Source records
— START —

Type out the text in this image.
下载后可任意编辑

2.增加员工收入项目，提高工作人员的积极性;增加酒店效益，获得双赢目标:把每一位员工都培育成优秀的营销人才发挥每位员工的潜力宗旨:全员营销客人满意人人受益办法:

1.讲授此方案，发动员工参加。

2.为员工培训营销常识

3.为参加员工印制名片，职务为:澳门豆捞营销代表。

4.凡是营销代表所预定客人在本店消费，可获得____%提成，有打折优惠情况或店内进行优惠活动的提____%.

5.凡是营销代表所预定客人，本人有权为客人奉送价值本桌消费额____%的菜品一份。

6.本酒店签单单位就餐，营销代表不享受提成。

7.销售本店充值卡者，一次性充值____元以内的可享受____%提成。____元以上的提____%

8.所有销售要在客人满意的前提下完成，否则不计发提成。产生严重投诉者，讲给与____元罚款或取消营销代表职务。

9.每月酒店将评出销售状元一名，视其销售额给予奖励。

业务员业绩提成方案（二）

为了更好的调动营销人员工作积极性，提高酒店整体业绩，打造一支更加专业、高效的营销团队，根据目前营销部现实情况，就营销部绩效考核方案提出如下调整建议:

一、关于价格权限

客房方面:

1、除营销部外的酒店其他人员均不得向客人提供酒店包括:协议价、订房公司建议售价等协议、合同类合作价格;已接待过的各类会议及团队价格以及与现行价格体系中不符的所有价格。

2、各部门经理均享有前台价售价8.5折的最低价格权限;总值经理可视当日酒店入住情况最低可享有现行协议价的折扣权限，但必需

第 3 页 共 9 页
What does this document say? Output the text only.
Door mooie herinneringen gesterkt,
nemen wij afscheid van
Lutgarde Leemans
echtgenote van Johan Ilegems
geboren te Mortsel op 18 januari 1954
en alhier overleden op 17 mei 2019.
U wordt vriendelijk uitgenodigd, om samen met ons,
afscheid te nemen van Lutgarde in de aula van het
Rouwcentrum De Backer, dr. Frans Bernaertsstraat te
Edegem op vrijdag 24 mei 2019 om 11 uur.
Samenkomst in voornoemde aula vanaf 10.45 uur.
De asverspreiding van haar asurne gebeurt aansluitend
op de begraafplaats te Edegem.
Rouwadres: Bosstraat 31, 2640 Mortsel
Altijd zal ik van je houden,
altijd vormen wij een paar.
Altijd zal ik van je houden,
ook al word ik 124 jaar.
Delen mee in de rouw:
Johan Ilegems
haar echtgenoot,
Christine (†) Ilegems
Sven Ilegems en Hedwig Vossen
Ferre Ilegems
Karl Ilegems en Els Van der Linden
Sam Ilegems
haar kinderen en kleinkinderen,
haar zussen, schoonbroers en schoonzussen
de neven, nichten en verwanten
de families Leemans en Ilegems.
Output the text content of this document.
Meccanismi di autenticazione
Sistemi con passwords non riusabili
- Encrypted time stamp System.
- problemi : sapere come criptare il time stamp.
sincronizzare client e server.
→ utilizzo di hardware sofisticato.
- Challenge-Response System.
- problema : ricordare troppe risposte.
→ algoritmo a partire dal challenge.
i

— END —

Exercise → Each entry must be reproduced verbatim.

Output for this exercise →
Type out the text in this image.
下载后可任意编辑

2.增加员工收入项目，提高工作人员的积极性;增加酒店效益，获得双赢目标:把每一位员工都培育成优秀的营销人才发挥每位员工的潜力宗旨:全员营销客人满意人人受益办法:

1.讲授此方案，发动员工参加。

2.为员工培训营销常识

3.为参加员工印制名片，职务为:澳门豆捞营销代表。

4.凡是营销代表所预定客人在本店消费，可获得____%提成，有打折优惠情况或店内进行优惠活动的提____%.

5.凡是营销代表所预定客人，本人有权为客人奉送价值本桌消费额____%的菜品一份。

6.本酒店签单单位就餐，营销代表不享受提成。

7.销售本店充值卡者，一次性充值____元以内的可享受____%提成。____元以上的提____%

8.所有销售要在客人满意的前提下完成，否则不计发提成。产生严重投诉者，讲给与____元罚款或取消营销代表职务。

9.每月酒店将评出销售状元一名，视其销售额给予奖励。

业务员业绩提成方案（二）

为了更好的调动营销人员工作积极性，提高酒店整体业绩，打造一支更加专业、高效的营销团队，根据目前营销部现实情况，就营销部绩效考核方案提出如下调整建议:

一、关于价格权限

客房方面:

1、除营销部外的酒店其他人员均不得向客人提供酒店包括:协议价、订房公司建议售价等协议、合同类合作价格;已接待过的各类会议及团队价格以及与现行价格体系中不符的所有价格。

2、各部门经理均享有前台价售价8.5折的最低价格权限;总值经理可视当日酒店入住情况最低可享有现行协议价的折扣权限，但必需

第 3 页 共 9 页
What does this document say? Output the text only.
Door mooie herinneringen gesterkt,
nemen wij afscheid van
Lutgarde Leemans
echtgenote van Johan Ilegems
geboren te Mortsel op 18 januari 1954
en alhier overleden op 17 mei 2019.
U wordt vriendelijk uitgenodigd, om samen met ons,
afscheid te nemen van Lutgarde in de aula van het
Rouwcentrum De Backer, dr. Frans Bernaertsstraat te
Edegem op vrijdag 24 mei 2019 om 11 uur.
Samenkomst in voornoemde aula vanaf 10.45 uur.
De asverspreiding van haar asurne gebeurt aansluitend
op de begraafplaats te Edegem.
Rouwadres: Bosstraat 31, 2640 Mortsel
Altijd zal ik van je houden,
altijd vormen wij een paar.
Altijd zal ik van je houden,
ook al word ik 124 jaar.
Delen mee in de rouw:
Johan Ilegems
haar echtgenoot,
Christine (†) Ilegems
Sven Ilegems en Hedwig Vossen
Ferre Ilegems
Karl Ilegems en Els Van der Linden
Sam Ilegems
haar kinderen en kleinkinderen,
haar zussen, schoonbroers en schoonzussen
de neven, nichten en verwanten
de families Leemans en Ilegems.
Output the text content of this document.
Meccanismi di autenticazione
Sistemi con passwords non riusabili
- Encrypted time stamp System.
- problemi : sapere come criptare il time stamp.
sincronizzare client e server.
→ utilizzo di hardware sofisticato.
- Challenge-Response System.
- problema : ricordare troppe risposte.
→ algoritmo a partire dal challenge.
i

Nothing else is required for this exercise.